[Records to use]
+--
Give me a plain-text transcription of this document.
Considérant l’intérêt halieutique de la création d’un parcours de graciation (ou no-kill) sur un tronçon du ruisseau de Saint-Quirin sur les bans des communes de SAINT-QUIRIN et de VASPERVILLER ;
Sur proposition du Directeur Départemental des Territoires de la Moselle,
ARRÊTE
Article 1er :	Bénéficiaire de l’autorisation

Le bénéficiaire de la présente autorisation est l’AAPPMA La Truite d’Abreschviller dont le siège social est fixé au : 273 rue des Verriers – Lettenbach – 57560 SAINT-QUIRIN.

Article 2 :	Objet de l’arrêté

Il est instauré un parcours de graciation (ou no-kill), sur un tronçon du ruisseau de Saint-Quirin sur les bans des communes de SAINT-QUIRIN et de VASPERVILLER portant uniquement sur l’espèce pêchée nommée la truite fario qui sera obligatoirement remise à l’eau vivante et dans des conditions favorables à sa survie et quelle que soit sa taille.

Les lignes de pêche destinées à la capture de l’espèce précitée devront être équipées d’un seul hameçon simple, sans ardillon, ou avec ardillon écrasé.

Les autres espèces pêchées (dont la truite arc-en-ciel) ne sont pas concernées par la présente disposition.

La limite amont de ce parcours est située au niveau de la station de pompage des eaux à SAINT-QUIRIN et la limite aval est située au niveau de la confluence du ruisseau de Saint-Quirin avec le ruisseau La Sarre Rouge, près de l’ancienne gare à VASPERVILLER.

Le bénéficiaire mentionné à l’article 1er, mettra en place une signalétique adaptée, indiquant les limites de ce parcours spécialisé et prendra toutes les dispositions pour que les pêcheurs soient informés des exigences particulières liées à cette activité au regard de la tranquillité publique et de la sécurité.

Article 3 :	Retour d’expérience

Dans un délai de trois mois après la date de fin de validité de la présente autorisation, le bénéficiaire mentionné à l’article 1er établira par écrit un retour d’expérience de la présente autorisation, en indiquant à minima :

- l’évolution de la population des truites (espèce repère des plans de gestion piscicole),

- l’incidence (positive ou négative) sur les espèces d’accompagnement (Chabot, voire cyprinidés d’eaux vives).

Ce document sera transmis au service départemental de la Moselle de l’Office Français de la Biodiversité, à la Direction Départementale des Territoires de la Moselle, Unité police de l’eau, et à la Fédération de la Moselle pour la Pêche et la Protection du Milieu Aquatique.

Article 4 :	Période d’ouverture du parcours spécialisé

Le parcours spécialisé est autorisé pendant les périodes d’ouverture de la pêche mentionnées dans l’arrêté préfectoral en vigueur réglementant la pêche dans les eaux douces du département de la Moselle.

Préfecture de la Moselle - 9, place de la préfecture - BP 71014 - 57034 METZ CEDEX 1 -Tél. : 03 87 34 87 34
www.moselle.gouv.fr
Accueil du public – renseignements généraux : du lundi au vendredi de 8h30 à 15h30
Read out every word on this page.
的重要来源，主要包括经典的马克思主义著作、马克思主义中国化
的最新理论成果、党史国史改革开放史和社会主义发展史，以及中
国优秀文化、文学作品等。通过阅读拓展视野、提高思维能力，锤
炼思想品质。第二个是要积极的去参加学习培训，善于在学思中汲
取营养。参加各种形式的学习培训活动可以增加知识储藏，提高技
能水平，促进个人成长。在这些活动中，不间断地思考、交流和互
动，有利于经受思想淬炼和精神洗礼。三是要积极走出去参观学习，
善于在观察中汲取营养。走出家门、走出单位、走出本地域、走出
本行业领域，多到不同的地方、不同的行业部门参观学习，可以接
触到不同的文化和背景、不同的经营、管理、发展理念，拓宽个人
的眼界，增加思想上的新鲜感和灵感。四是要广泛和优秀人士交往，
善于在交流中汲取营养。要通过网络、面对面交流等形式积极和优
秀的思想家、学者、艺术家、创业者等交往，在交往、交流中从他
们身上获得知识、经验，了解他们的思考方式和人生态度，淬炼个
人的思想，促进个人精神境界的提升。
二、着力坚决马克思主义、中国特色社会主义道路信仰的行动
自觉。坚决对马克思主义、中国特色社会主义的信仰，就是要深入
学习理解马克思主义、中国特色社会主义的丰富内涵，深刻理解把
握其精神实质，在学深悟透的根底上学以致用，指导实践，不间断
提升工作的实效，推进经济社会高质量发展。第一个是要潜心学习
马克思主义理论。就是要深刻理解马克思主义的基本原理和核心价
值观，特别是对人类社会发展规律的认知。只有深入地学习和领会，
+--
[Aim] Say the number of lines in the listing that hold "avec", with no added words.

[In response] 2